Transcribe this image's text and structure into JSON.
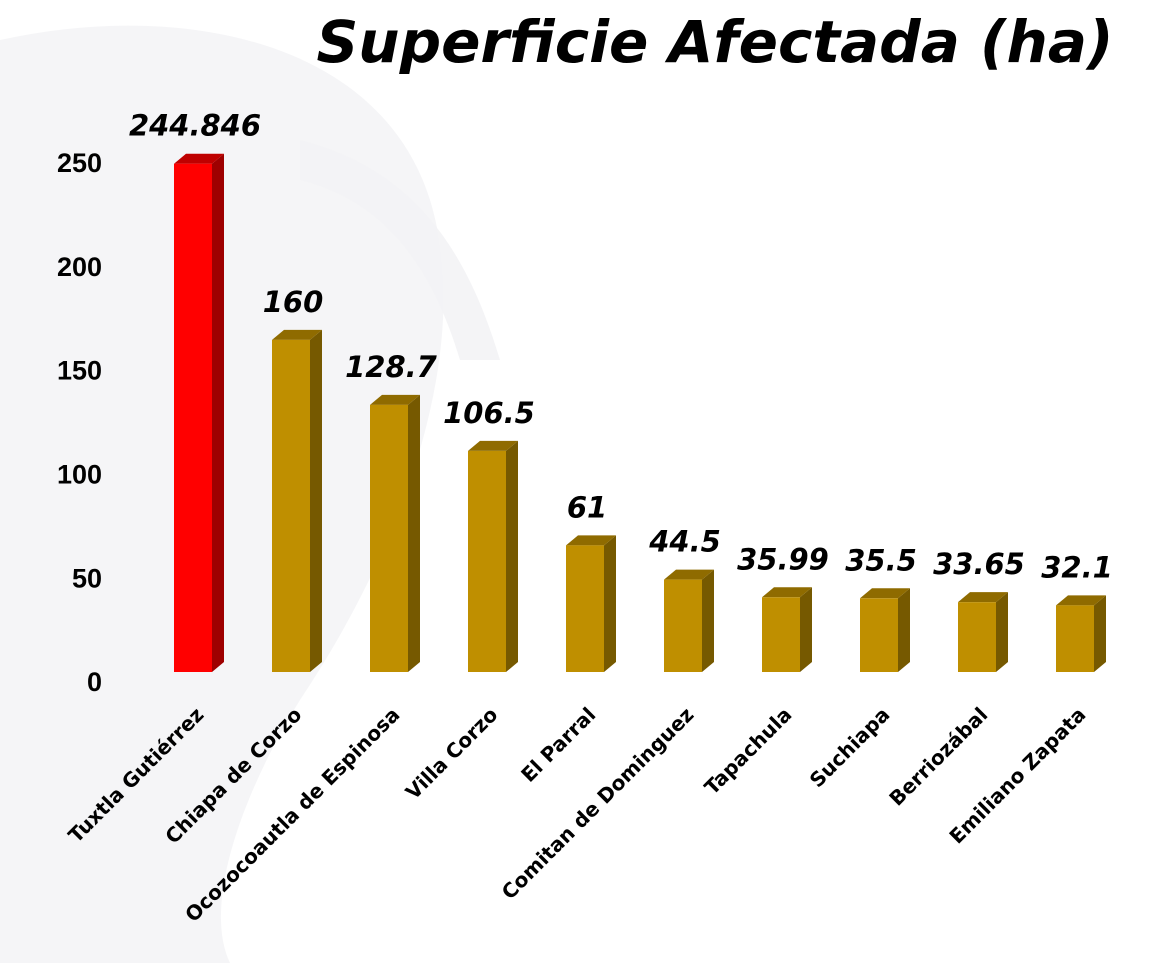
{
  "chart_data": {
    "type": "bar3d",
    "title": "Superficie Afectada (ha)",
    "categories": [
      "Tuxtla Gutiérrez",
      "Chiapa de Corzo",
      "Ocozocoautla de Espinosa",
      "Villa Corzo",
      "El Parral",
      "Comitan de Dominguez",
      "Tapachula",
      "Suchiapa",
      "Berriozábal",
      "Emiliano Zapata"
    ],
    "values": [
      244.846,
      160,
      128.7,
      106.5,
      61,
      44.5,
      35.99,
      35.5,
      33.65,
      32.1
    ],
    "colors": [
      "#ff0000",
      "#bf8f00",
      "#bf8f00",
      "#bf8f00",
      "#bf8f00",
      "#bf8f00",
      "#bf8f00",
      "#bf8f00",
      "#bf8f00",
      "#bf8f00"
    ],
    "ylim": [
      0,
      250
    ],
    "yticks": [
      0,
      50,
      100,
      150,
      200,
      250
    ],
    "grid": false
  }
}
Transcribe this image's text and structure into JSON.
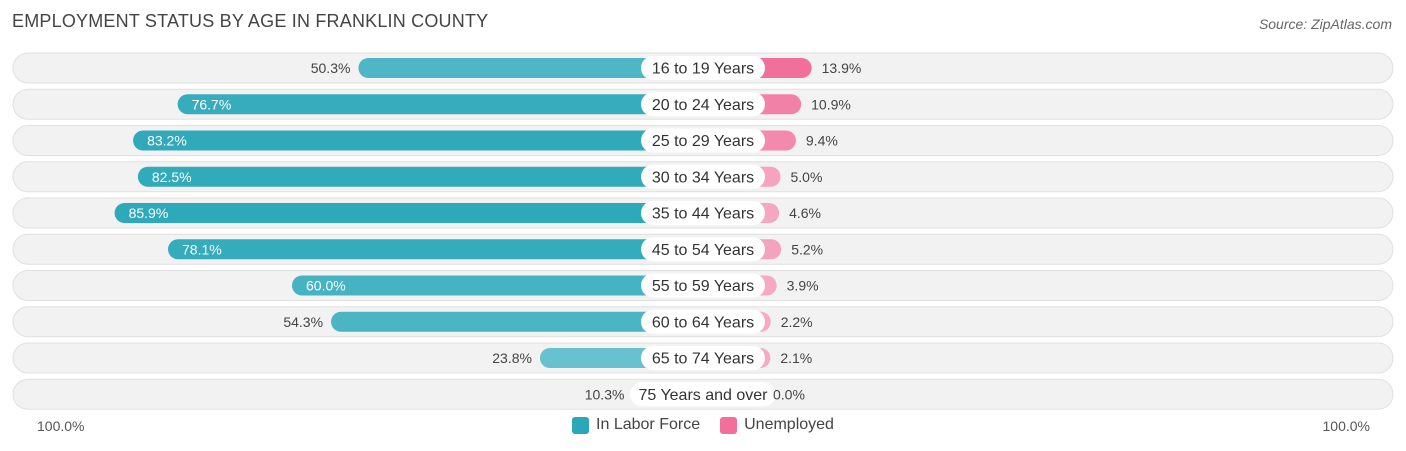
{
  "title": "EMPLOYMENT STATUS BY AGE IN FRANKLIN COUNTY",
  "source": "Source: ZipAtlas.com",
  "axis": {
    "left_label": "100.0%",
    "right_label": "100.0%"
  },
  "legend": [
    {
      "label": "In Labor Force",
      "color": "#2aa7b8"
    },
    {
      "label": "Unemployed",
      "color": "#f06f9b"
    }
  ],
  "chart_data": {
    "type": "bar",
    "orientation": "diverging-horizontal",
    "title": "EMPLOYMENT STATUS BY AGE IN FRANKLIN COUNTY",
    "categories": [
      "16 to 19 Years",
      "20 to 24 Years",
      "25 to 29 Years",
      "30 to 34 Years",
      "35 to 44 Years",
      "45 to 54 Years",
      "55 to 59 Years",
      "60 to 64 Years",
      "65 to 74 Years",
      "75 Years and over"
    ],
    "series": [
      {
        "name": "In Labor Force",
        "side": "left",
        "values": [
          50.3,
          76.7,
          83.2,
          82.5,
          85.9,
          78.1,
          60.0,
          54.3,
          23.8,
          10.3
        ],
        "labels": [
          "50.3%",
          "76.7%",
          "83.2%",
          "82.5%",
          "85.9%",
          "78.1%",
          "60.0%",
          "54.3%",
          "23.8%",
          "10.3%"
        ]
      },
      {
        "name": "Unemployed",
        "side": "right",
        "values": [
          13.9,
          10.9,
          9.4,
          5.0,
          4.6,
          5.2,
          3.9,
          2.2,
          2.1,
          0.0
        ],
        "labels": [
          "13.9%",
          "10.9%",
          "9.4%",
          "5.0%",
          "4.6%",
          "5.2%",
          "3.9%",
          "2.2%",
          "2.1%",
          "0.0%"
        ]
      }
    ],
    "xlim": [
      0,
      100
    ],
    "legend_position": "bottom-center"
  }
}
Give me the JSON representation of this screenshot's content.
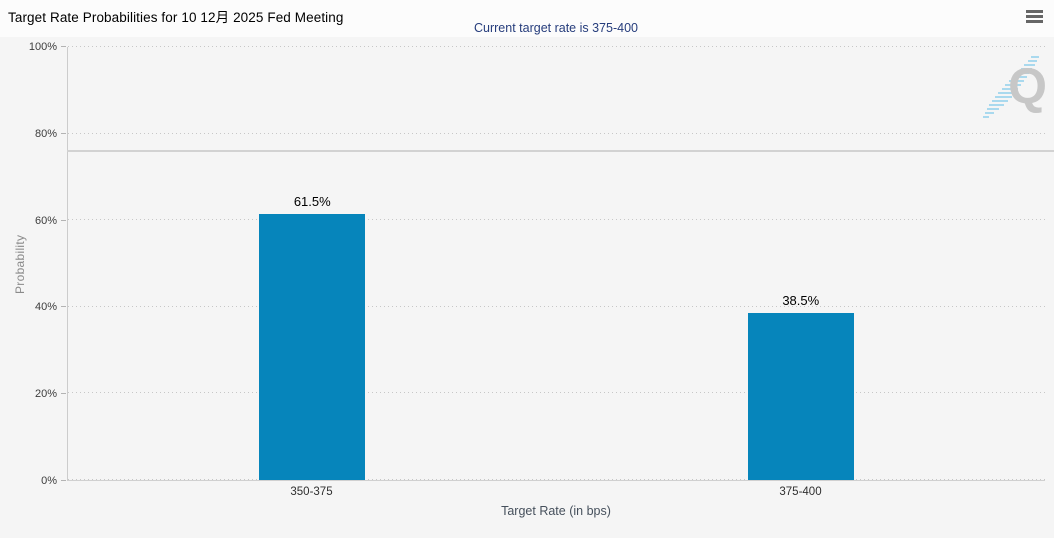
{
  "header": {
    "title": "Target Rate Probabilities for 10 12月 2025 Fed Meeting",
    "menu_icon": "hamburger-icon"
  },
  "chart_data": {
    "type": "bar",
    "title": "Target Rate Probabilities for 10 12月 2025 Fed Meeting",
    "subtitle": "Current target rate is 375-400",
    "categories": [
      "350-375",
      "375-400"
    ],
    "values": [
      61.5,
      38.5
    ],
    "value_labels": [
      "61.5%",
      "38.5%"
    ],
    "xlabel": "Target Rate (in bps)",
    "ylabel": "Probability",
    "ylim": [
      0,
      100
    ],
    "yticks": [
      "0%",
      "20%",
      "40%",
      "60%",
      "80%",
      "100%"
    ],
    "grid": "dotted-horizontal",
    "legend": "none",
    "reference_line_y": 75.8,
    "bar_color": "#0685bb",
    "watermark_letter": "Q"
  },
  "colors": {
    "background": "#f5f5f5",
    "bar": "#0685bb",
    "subtitle": "#263d7c",
    "gridline": "#c7c7c7",
    "axis_line": "#cccccc",
    "watermark_gray": "#c7c7c7",
    "watermark_blue": "#a9d9ee"
  }
}
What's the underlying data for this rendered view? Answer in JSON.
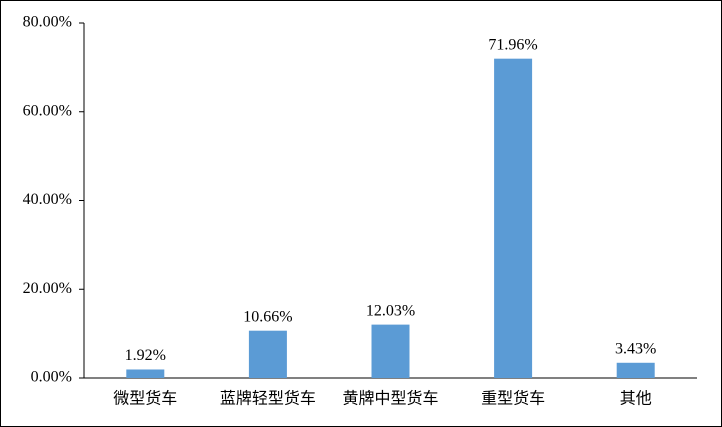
{
  "chart_data": {
    "type": "bar",
    "categories": [
      "微型货车",
      "蓝牌轻型货车",
      "黄牌中型货车",
      "重型货车",
      "其他"
    ],
    "values": [
      1.92,
      10.66,
      12.03,
      71.96,
      3.43
    ],
    "value_labels": [
      "1.92%",
      "10.66%",
      "12.03%",
      "71.96%",
      "3.43%"
    ],
    "color": "#5b9bd5",
    "ylim": [
      0,
      80
    ],
    "yticks": [
      {
        "value": 0,
        "label": "0.00%"
      },
      {
        "value": 20,
        "label": "20.00%"
      },
      {
        "value": 40,
        "label": "40.00%"
      },
      {
        "value": 60,
        "label": "60.00%"
      },
      {
        "value": 80,
        "label": "80.00%"
      }
    ],
    "grid": false
  }
}
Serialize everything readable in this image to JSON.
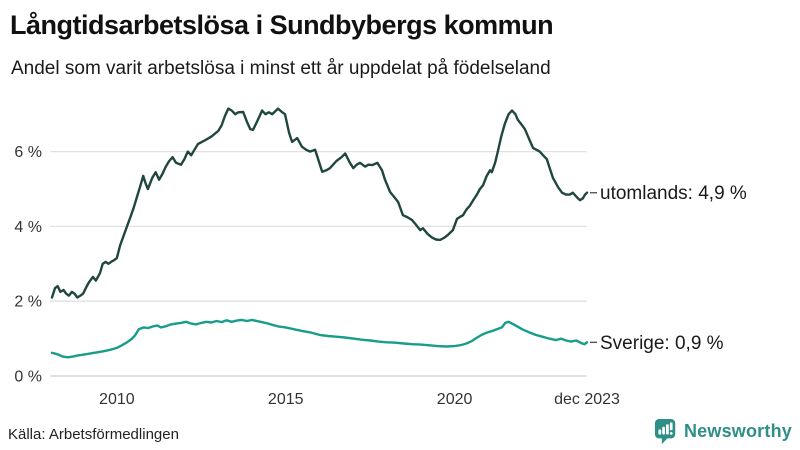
{
  "header": {
    "title": "Långtidsarbetslösa i Sundbybergs kommun",
    "subtitle": "Andel som varit arbetslösa i minst ett år uppdelat på födelseland"
  },
  "footer": {
    "source": "Källa: Arbetsförmedlingen",
    "brand": "Newsworthy",
    "brand_icon": "newsworthy-bar-chart-speech-bubble",
    "brand_color": "#2e8f86"
  },
  "chart_data": {
    "type": "line",
    "title": "Långtidsarbetslösa i Sundbybergs kommun",
    "subtitle": "Andel som varit arbetslösa i minst ett år uppdelat på födelseland",
    "unit": "%",
    "grid": true,
    "legend_position": "end-of-line-right",
    "x_axis": {
      "range": [
        2008.08,
        2023.92
      ],
      "ticks": [
        2010,
        2015,
        2020,
        2023.92
      ],
      "tick_labels": [
        "2010",
        "2015",
        "2020",
        "dec 2023"
      ]
    },
    "y_axis": {
      "range": [
        0,
        7.35
      ],
      "ticks": [
        0,
        2,
        4,
        6
      ],
      "tick_labels": [
        "0 %",
        "2 %",
        "4 %",
        "6 %"
      ],
      "gridline_color": "#e1e1e1",
      "zeroline_color": "#cfcfcf"
    },
    "series": [
      {
        "name": "utomlands",
        "label": "utomlands: 4,9 %",
        "last_value": 4.9,
        "color": "#1f463f",
        "points": [
          [
            2008.08,
            2.1
          ],
          [
            2008.17,
            2.35
          ],
          [
            2008.25,
            2.4
          ],
          [
            2008.33,
            2.25
          ],
          [
            2008.42,
            2.3
          ],
          [
            2008.5,
            2.2
          ],
          [
            2008.58,
            2.15
          ],
          [
            2008.67,
            2.25
          ],
          [
            2008.75,
            2.2
          ],
          [
            2008.83,
            2.1
          ],
          [
            2008.92,
            2.15
          ],
          [
            2009.0,
            2.2
          ],
          [
            2009.08,
            2.35
          ],
          [
            2009.17,
            2.5
          ],
          [
            2009.29,
            2.65
          ],
          [
            2009.38,
            2.55
          ],
          [
            2009.5,
            2.75
          ],
          [
            2009.58,
            3.0
          ],
          [
            2009.67,
            3.05
          ],
          [
            2009.75,
            3.0
          ],
          [
            2009.83,
            3.05
          ],
          [
            2009.92,
            3.1
          ],
          [
            2010.0,
            3.15
          ],
          [
            2010.1,
            3.5
          ],
          [
            2010.2,
            3.75
          ],
          [
            2010.3,
            4.0
          ],
          [
            2010.4,
            4.25
          ],
          [
            2010.5,
            4.5
          ],
          [
            2010.6,
            4.8
          ],
          [
            2010.7,
            5.1
          ],
          [
            2010.78,
            5.35
          ],
          [
            2010.85,
            5.15
          ],
          [
            2010.92,
            5.0
          ],
          [
            2011.05,
            5.3
          ],
          [
            2011.15,
            5.45
          ],
          [
            2011.25,
            5.25
          ],
          [
            2011.35,
            5.4
          ],
          [
            2011.45,
            5.6
          ],
          [
            2011.55,
            5.75
          ],
          [
            2011.65,
            5.85
          ],
          [
            2011.75,
            5.7
          ],
          [
            2011.9,
            5.65
          ],
          [
            2012.0,
            5.8
          ],
          [
            2012.1,
            6.0
          ],
          [
            2012.2,
            5.9
          ],
          [
            2012.3,
            6.05
          ],
          [
            2012.4,
            6.2
          ],
          [
            2012.6,
            6.3
          ],
          [
            2012.8,
            6.4
          ],
          [
            2013.0,
            6.55
          ],
          [
            2013.1,
            6.7
          ],
          [
            2013.2,
            6.95
          ],
          [
            2013.3,
            7.15
          ],
          [
            2013.4,
            7.1
          ],
          [
            2013.5,
            7.0
          ],
          [
            2013.6,
            7.05
          ],
          [
            2013.74,
            7.06
          ],
          [
            2013.85,
            6.8
          ],
          [
            2013.95,
            6.6
          ],
          [
            2014.03,
            6.58
          ],
          [
            2014.15,
            6.8
          ],
          [
            2014.3,
            7.1
          ],
          [
            2014.4,
            7.0
          ],
          [
            2014.5,
            7.05
          ],
          [
            2014.6,
            7.0
          ],
          [
            2014.77,
            7.15
          ],
          [
            2014.9,
            7.05
          ],
          [
            2014.98,
            7.0
          ],
          [
            2015.1,
            6.5
          ],
          [
            2015.19,
            6.26
          ],
          [
            2015.34,
            6.36
          ],
          [
            2015.48,
            6.13
          ],
          [
            2015.6,
            6.05
          ],
          [
            2015.72,
            6.0
          ],
          [
            2015.87,
            6.05
          ],
          [
            2016.08,
            5.46
          ],
          [
            2016.2,
            5.5
          ],
          [
            2016.31,
            5.56
          ],
          [
            2016.5,
            5.75
          ],
          [
            2016.65,
            5.85
          ],
          [
            2016.76,
            5.95
          ],
          [
            2016.9,
            5.7
          ],
          [
            2017.0,
            5.56
          ],
          [
            2017.1,
            5.65
          ],
          [
            2017.2,
            5.7
          ],
          [
            2017.35,
            5.6
          ],
          [
            2017.45,
            5.65
          ],
          [
            2017.56,
            5.64
          ],
          [
            2017.71,
            5.7
          ],
          [
            2017.85,
            5.5
          ],
          [
            2017.94,
            5.25
          ],
          [
            2018.09,
            4.92
          ],
          [
            2018.2,
            4.8
          ],
          [
            2018.33,
            4.65
          ],
          [
            2018.47,
            4.3
          ],
          [
            2018.6,
            4.25
          ],
          [
            2018.74,
            4.17
          ],
          [
            2018.85,
            4.05
          ],
          [
            2018.98,
            3.9
          ],
          [
            2019.06,
            3.95
          ],
          [
            2019.2,
            3.8
          ],
          [
            2019.33,
            3.7
          ],
          [
            2019.45,
            3.65
          ],
          [
            2019.57,
            3.64
          ],
          [
            2019.7,
            3.7
          ],
          [
            2019.8,
            3.77
          ],
          [
            2019.95,
            3.9
          ],
          [
            2020.07,
            4.2
          ],
          [
            2020.15,
            4.25
          ],
          [
            2020.25,
            4.3
          ],
          [
            2020.35,
            4.45
          ],
          [
            2020.45,
            4.55
          ],
          [
            2020.55,
            4.7
          ],
          [
            2020.66,
            4.85
          ],
          [
            2020.75,
            5.0
          ],
          [
            2020.84,
            5.1
          ],
          [
            2020.95,
            5.35
          ],
          [
            2021.05,
            5.5
          ],
          [
            2021.1,
            5.45
          ],
          [
            2021.2,
            5.7
          ],
          [
            2021.28,
            6.0
          ],
          [
            2021.38,
            6.4
          ],
          [
            2021.49,
            6.75
          ],
          [
            2021.6,
            7.0
          ],
          [
            2021.7,
            7.1
          ],
          [
            2021.8,
            7.0
          ],
          [
            2021.87,
            6.85
          ],
          [
            2022.0,
            6.7
          ],
          [
            2022.08,
            6.6
          ],
          [
            2022.2,
            6.35
          ],
          [
            2022.32,
            6.1
          ],
          [
            2022.42,
            6.05
          ],
          [
            2022.52,
            6.0
          ],
          [
            2022.62,
            5.9
          ],
          [
            2022.73,
            5.8
          ],
          [
            2022.82,
            5.55
          ],
          [
            2022.91,
            5.3
          ],
          [
            2023.06,
            5.05
          ],
          [
            2023.18,
            4.9
          ],
          [
            2023.3,
            4.85
          ],
          [
            2023.41,
            4.85
          ],
          [
            2023.5,
            4.9
          ],
          [
            2023.6,
            4.8
          ],
          [
            2023.71,
            4.7
          ],
          [
            2023.8,
            4.75
          ],
          [
            2023.86,
            4.85
          ],
          [
            2023.92,
            4.9
          ]
        ]
      },
      {
        "name": "Sverige",
        "label": "Sverige: 0,9 %",
        "last_value": 0.9,
        "color": "#189d8a",
        "points": [
          [
            2008.08,
            0.62
          ],
          [
            2008.25,
            0.58
          ],
          [
            2008.4,
            0.52
          ],
          [
            2008.55,
            0.5
          ],
          [
            2008.7,
            0.52
          ],
          [
            2008.85,
            0.55
          ],
          [
            2009.0,
            0.57
          ],
          [
            2009.2,
            0.6
          ],
          [
            2009.4,
            0.63
          ],
          [
            2009.6,
            0.66
          ],
          [
            2009.8,
            0.7
          ],
          [
            2010.0,
            0.75
          ],
          [
            2010.15,
            0.82
          ],
          [
            2010.3,
            0.9
          ],
          [
            2010.45,
            1.0
          ],
          [
            2010.55,
            1.1
          ],
          [
            2010.65,
            1.25
          ],
          [
            2010.8,
            1.3
          ],
          [
            2010.92,
            1.28
          ],
          [
            2011.05,
            1.32
          ],
          [
            2011.2,
            1.35
          ],
          [
            2011.3,
            1.3
          ],
          [
            2011.45,
            1.33
          ],
          [
            2011.6,
            1.38
          ],
          [
            2011.75,
            1.4
          ],
          [
            2011.9,
            1.42
          ],
          [
            2012.05,
            1.45
          ],
          [
            2012.2,
            1.4
          ],
          [
            2012.35,
            1.38
          ],
          [
            2012.5,
            1.42
          ],
          [
            2012.65,
            1.45
          ],
          [
            2012.8,
            1.43
          ],
          [
            2012.95,
            1.47
          ],
          [
            2013.1,
            1.44
          ],
          [
            2013.25,
            1.49
          ],
          [
            2013.4,
            1.45
          ],
          [
            2013.55,
            1.48
          ],
          [
            2013.7,
            1.5
          ],
          [
            2013.85,
            1.47
          ],
          [
            2014.0,
            1.5
          ],
          [
            2014.2,
            1.46
          ],
          [
            2014.4,
            1.42
          ],
          [
            2014.6,
            1.37
          ],
          [
            2014.8,
            1.32
          ],
          [
            2015.0,
            1.3
          ],
          [
            2015.25,
            1.25
          ],
          [
            2015.5,
            1.2
          ],
          [
            2015.75,
            1.16
          ],
          [
            2016.0,
            1.1
          ],
          [
            2016.25,
            1.07
          ],
          [
            2016.5,
            1.05
          ],
          [
            2016.75,
            1.03
          ],
          [
            2017.0,
            1.0
          ],
          [
            2017.25,
            0.97
          ],
          [
            2017.5,
            0.95
          ],
          [
            2017.75,
            0.92
          ],
          [
            2018.0,
            0.9
          ],
          [
            2018.25,
            0.89
          ],
          [
            2018.5,
            0.87
          ],
          [
            2018.75,
            0.85
          ],
          [
            2019.0,
            0.84
          ],
          [
            2019.25,
            0.82
          ],
          [
            2019.5,
            0.8
          ],
          [
            2019.75,
            0.79
          ],
          [
            2020.0,
            0.8
          ],
          [
            2020.2,
            0.83
          ],
          [
            2020.35,
            0.87
          ],
          [
            2020.5,
            0.93
          ],
          [
            2020.65,
            1.02
          ],
          [
            2020.8,
            1.1
          ],
          [
            2020.95,
            1.16
          ],
          [
            2021.1,
            1.2
          ],
          [
            2021.25,
            1.25
          ],
          [
            2021.4,
            1.3
          ],
          [
            2021.5,
            1.42
          ],
          [
            2021.6,
            1.45
          ],
          [
            2021.7,
            1.4
          ],
          [
            2021.85,
            1.33
          ],
          [
            2022.0,
            1.25
          ],
          [
            2022.2,
            1.17
          ],
          [
            2022.4,
            1.1
          ],
          [
            2022.6,
            1.05
          ],
          [
            2022.8,
            1.0
          ],
          [
            2023.0,
            0.96
          ],
          [
            2023.15,
            1.0
          ],
          [
            2023.3,
            0.95
          ],
          [
            2023.45,
            0.92
          ],
          [
            2023.6,
            0.95
          ],
          [
            2023.75,
            0.88
          ],
          [
            2023.85,
            0.85
          ],
          [
            2023.92,
            0.9
          ]
        ]
      }
    ]
  }
}
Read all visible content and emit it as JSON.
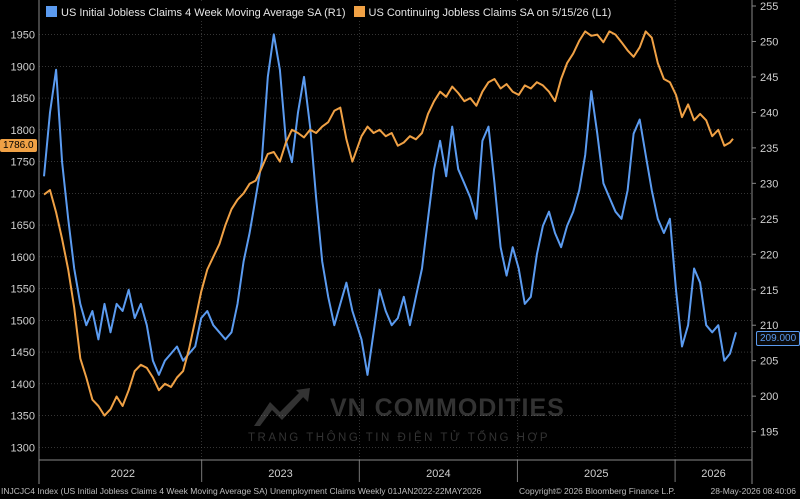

= = =

PROBLEM. Look over the listing above. Pick out and copy every line that includes "minst".

EXERCISE RESULT.
    "subtitle": "Andel som varit arbetslösa i minst ett år uppdelat på födelseland"
    "subtitle": "Andel som varit arbetslösa i minst ett år uppdelat på födelseland",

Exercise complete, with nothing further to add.